» **REQUIRED WORK**
Copy out every one of the following entries line for line, with no changes.

(Entries from a dataset)
———
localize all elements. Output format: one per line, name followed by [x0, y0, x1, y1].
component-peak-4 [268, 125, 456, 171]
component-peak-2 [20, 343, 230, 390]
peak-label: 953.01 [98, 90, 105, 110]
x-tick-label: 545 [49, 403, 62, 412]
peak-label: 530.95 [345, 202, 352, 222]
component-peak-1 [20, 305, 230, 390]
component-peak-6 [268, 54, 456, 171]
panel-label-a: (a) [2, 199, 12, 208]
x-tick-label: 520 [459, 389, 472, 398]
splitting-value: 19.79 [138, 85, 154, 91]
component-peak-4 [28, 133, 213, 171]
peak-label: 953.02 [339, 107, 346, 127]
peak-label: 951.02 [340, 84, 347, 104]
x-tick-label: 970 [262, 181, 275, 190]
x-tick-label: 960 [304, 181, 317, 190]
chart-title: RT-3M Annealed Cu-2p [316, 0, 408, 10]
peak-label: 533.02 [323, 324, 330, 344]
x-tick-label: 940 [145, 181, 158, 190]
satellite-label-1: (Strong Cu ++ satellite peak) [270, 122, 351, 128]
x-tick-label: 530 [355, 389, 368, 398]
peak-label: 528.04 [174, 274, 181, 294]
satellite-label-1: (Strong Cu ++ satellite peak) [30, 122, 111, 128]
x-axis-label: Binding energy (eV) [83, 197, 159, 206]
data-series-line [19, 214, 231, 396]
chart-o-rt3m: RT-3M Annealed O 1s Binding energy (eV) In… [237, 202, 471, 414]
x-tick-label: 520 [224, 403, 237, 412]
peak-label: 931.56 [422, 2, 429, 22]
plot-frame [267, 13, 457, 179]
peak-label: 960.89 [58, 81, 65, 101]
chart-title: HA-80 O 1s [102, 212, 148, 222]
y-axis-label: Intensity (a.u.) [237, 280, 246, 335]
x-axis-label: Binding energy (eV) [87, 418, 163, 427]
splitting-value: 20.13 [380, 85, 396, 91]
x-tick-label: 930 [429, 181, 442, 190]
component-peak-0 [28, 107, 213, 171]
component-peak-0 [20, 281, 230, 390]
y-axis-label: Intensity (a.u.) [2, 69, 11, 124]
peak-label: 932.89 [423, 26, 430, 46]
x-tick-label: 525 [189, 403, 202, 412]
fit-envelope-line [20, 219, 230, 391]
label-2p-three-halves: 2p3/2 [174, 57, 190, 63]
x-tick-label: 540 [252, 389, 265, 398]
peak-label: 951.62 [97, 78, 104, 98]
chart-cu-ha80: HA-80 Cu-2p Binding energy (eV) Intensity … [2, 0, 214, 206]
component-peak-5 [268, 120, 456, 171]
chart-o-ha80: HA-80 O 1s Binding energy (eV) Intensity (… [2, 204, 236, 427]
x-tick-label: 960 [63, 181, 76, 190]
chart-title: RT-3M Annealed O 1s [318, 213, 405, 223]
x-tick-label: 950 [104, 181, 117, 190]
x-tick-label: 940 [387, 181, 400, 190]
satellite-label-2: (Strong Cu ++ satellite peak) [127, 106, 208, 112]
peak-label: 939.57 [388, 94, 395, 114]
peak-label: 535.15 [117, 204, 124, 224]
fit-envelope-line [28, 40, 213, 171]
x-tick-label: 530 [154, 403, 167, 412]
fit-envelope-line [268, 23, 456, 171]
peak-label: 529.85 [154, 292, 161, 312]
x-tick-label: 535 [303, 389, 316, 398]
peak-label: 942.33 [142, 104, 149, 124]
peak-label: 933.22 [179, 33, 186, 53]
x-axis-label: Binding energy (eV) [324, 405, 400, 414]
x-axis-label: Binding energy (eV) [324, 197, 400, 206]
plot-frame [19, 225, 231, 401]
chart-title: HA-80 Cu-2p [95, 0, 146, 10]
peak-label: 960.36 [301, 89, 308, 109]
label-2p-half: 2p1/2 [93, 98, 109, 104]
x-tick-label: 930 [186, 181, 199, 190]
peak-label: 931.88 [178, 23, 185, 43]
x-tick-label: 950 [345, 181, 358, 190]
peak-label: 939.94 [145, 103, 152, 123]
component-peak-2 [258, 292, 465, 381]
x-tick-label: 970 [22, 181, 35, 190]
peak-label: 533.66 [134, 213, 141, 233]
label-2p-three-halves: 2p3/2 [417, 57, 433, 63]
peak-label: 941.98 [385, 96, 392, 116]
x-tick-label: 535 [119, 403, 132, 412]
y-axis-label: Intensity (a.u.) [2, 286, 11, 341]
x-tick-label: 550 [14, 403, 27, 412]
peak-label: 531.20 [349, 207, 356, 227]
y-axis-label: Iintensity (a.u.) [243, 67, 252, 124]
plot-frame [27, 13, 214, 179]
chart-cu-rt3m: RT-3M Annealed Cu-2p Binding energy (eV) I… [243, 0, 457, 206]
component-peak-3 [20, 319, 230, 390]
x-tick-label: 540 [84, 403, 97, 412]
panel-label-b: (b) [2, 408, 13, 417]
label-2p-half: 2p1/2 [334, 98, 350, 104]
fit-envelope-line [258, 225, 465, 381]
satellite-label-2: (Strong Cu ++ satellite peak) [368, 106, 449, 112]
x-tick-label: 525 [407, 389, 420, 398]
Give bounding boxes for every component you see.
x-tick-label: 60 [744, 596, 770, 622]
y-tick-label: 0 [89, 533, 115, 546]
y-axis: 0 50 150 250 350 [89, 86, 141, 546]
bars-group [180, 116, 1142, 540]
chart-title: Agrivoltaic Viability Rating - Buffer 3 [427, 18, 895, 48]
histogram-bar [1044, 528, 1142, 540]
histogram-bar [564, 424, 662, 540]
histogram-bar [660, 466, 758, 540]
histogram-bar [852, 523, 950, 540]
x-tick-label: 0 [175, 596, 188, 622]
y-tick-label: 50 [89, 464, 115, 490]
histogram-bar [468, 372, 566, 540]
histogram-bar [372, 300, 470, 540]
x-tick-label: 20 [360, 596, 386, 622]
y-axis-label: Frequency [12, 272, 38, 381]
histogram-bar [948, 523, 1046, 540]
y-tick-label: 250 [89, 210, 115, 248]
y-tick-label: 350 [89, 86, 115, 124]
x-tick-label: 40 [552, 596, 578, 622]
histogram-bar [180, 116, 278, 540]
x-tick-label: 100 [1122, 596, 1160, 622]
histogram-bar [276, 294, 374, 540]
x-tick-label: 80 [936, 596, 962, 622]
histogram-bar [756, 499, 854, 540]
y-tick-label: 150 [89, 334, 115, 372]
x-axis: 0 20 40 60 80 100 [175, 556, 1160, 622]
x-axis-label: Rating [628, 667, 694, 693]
———
» **THE RESPONSE**
localize all elements. Output format: one per line, name followed by [x0, y0, x1, y1].
component-peak-4 [268, 125, 456, 171]
component-peak-2 [20, 343, 230, 390]
peak-label: 953.01 [98, 90, 105, 110]
x-tick-label: 545 [49, 403, 62, 412]
peak-label: 530.95 [345, 202, 352, 222]
component-peak-1 [20, 305, 230, 390]
component-peak-6 [268, 54, 456, 171]
panel-label-a: (a) [2, 199, 12, 208]
x-tick-label: 520 [459, 389, 472, 398]
splitting-value: 19.79 [138, 85, 154, 91]
component-peak-4 [28, 133, 213, 171]
peak-label: 953.02 [339, 107, 346, 127]
peak-label: 951.02 [340, 84, 347, 104]
x-tick-label: 970 [262, 181, 275, 190]
x-tick-label: 960 [304, 181, 317, 190]
chart-title: RT-3M Annealed Cu-2p [316, 0, 408, 10]
peak-label: 533.02 [323, 324, 330, 344]
x-tick-label: 940 [145, 181, 158, 190]
satellite-label-1: (Strong Cu ++ satellite peak) [270, 122, 351, 128]
x-tick-label: 530 [355, 389, 368, 398]
peak-label: 528.04 [174, 274, 181, 294]
satellite-label-1: (Strong Cu ++ satellite peak) [30, 122, 111, 128]
x-axis-label: Binding energy (eV) [83, 197, 159, 206]
data-series-line [19, 214, 231, 396]
chart-o-rt3m: RT-3M Annealed O 1s Binding energy (eV) In… [237, 202, 471, 414]
x-tick-label: 520 [224, 403, 237, 412]
peak-label: 931.56 [422, 2, 429, 22]
plot-frame [267, 13, 457, 179]
peak-label: 960.89 [58, 81, 65, 101]
chart-title: HA-80 O 1s [102, 212, 148, 222]
y-axis-label: Intensity (a.u.) [237, 280, 246, 335]
x-axis-label: Binding energy (eV) [87, 418, 163, 427]
splitting-value: 20.13 [380, 85, 396, 91]
x-tick-label: 930 [429, 181, 442, 190]
component-peak-0 [28, 107, 213, 171]
component-peak-0 [20, 281, 230, 390]
y-axis-label: Intensity (a.u.) [2, 69, 11, 124]
peak-label: 932.89 [423, 26, 430, 46]
x-tick-label: 525 [189, 403, 202, 412]
fit-envelope-line [20, 219, 230, 391]
label-2p-three-halves: 2p3/2 [174, 57, 190, 63]
x-tick-label: 540 [252, 389, 265, 398]
peak-label: 951.62 [97, 78, 104, 98]
chart-cu-ha80: HA-80 Cu-2p Binding energy (eV) Intensity … [2, 0, 214, 206]
component-peak-5 [268, 120, 456, 171]
chart-o-ha80: HA-80 O 1s Binding energy (eV) Intensity (… [2, 204, 236, 427]
x-tick-label: 960 [63, 181, 76, 190]
chart-title: RT-3M Annealed O 1s [318, 213, 405, 223]
x-tick-label: 950 [104, 181, 117, 190]
x-tick-label: 940 [387, 181, 400, 190]
satellite-label-2: (Strong Cu ++ satellite peak) [127, 106, 208, 112]
peak-label: 939.57 [388, 94, 395, 114]
peak-label: 535.15 [117, 204, 124, 224]
fit-envelope-line [28, 40, 213, 171]
x-tick-label: 530 [154, 403, 167, 412]
fit-envelope-line [268, 23, 456, 171]
peak-label: 529.85 [154, 292, 161, 312]
x-tick-label: 535 [303, 389, 316, 398]
peak-label: 942.33 [142, 104, 149, 124]
peak-label: 933.22 [179, 33, 186, 53]
x-axis-label: Binding energy (eV) [324, 405, 400, 414]
x-axis-label: Binding energy (eV) [324, 197, 400, 206]
plot-frame [19, 225, 231, 401]
chart-title: HA-80 Cu-2p [95, 0, 146, 10]
peak-label: 960.36 [301, 89, 308, 109]
label-2p-half: 2p1/2 [93, 98, 109, 104]
x-tick-label: 930 [186, 181, 199, 190]
peak-label: 931.88 [178, 23, 185, 43]
x-tick-label: 950 [345, 181, 358, 190]
peak-label: 939.94 [145, 103, 152, 123]
component-peak-2 [258, 292, 465, 381]
x-tick-label: 970 [22, 181, 35, 190]
peak-label: 533.66 [134, 213, 141, 233]
label-2p-three-halves: 2p3/2 [417, 57, 433, 63]
peak-label: 941.98 [385, 96, 392, 116]
x-tick-label: 535 [119, 403, 132, 412]
y-axis-label: Intensity (a.u.) [2, 286, 11, 341]
x-tick-label: 550 [14, 403, 27, 412]
peak-label: 531.20 [349, 207, 356, 227]
y-axis-label: Iintensity (a.u.) [243, 67, 252, 124]
plot-frame [27, 13, 214, 179]
chart-cu-rt3m: RT-3M Annealed Cu-2p Binding energy (eV) I… [243, 0, 457, 206]
component-peak-3 [20, 319, 230, 390]
x-tick-label: 540 [84, 403, 97, 412]
panel-label-b: (b) [2, 408, 13, 417]
label-2p-half: 2p1/2 [334, 98, 350, 104]
fit-envelope-line [258, 225, 465, 381]
satellite-label-2: (Strong Cu ++ satellite peak) [368, 106, 449, 112]
x-tick-label: 525 [407, 389, 420, 398]
Give bounding boxes for every component you see.
x-tick-label: 60 [744, 596, 770, 622]
y-tick-label: 0 [89, 533, 115, 546]
y-axis: 0 50 150 250 350 [89, 86, 141, 546]
bars-group [180, 116, 1142, 540]
chart-title: Agrivoltaic Viability Rating - Buffer 3 [427, 18, 895, 48]
histogram-bar [1044, 528, 1142, 540]
histogram-bar [564, 424, 662, 540]
histogram-bar [660, 466, 758, 540]
histogram-bar [852, 523, 950, 540]
x-tick-label: 0 [175, 596, 188, 622]
y-tick-label: 50 [89, 464, 115, 490]
histogram-bar [468, 372, 566, 540]
histogram-bar [372, 300, 470, 540]
x-tick-label: 20 [360, 596, 386, 622]
y-axis-label: Frequency [12, 272, 38, 381]
histogram-bar [948, 523, 1046, 540]
y-tick-label: 250 [89, 210, 115, 248]
y-tick-label: 350 [89, 86, 115, 124]
x-tick-label: 40 [552, 596, 578, 622]
histogram-bar [180, 116, 278, 540]
x-tick-label: 100 [1122, 596, 1160, 622]
histogram-bar [276, 294, 374, 540]
x-tick-label: 80 [936, 596, 962, 622]
histogram-bar [756, 499, 854, 540]
y-tick-label: 150 [89, 334, 115, 372]
x-axis: 0 20 40 60 80 100 [175, 556, 1160, 622]
x-axis-label: Rating [628, 667, 694, 693]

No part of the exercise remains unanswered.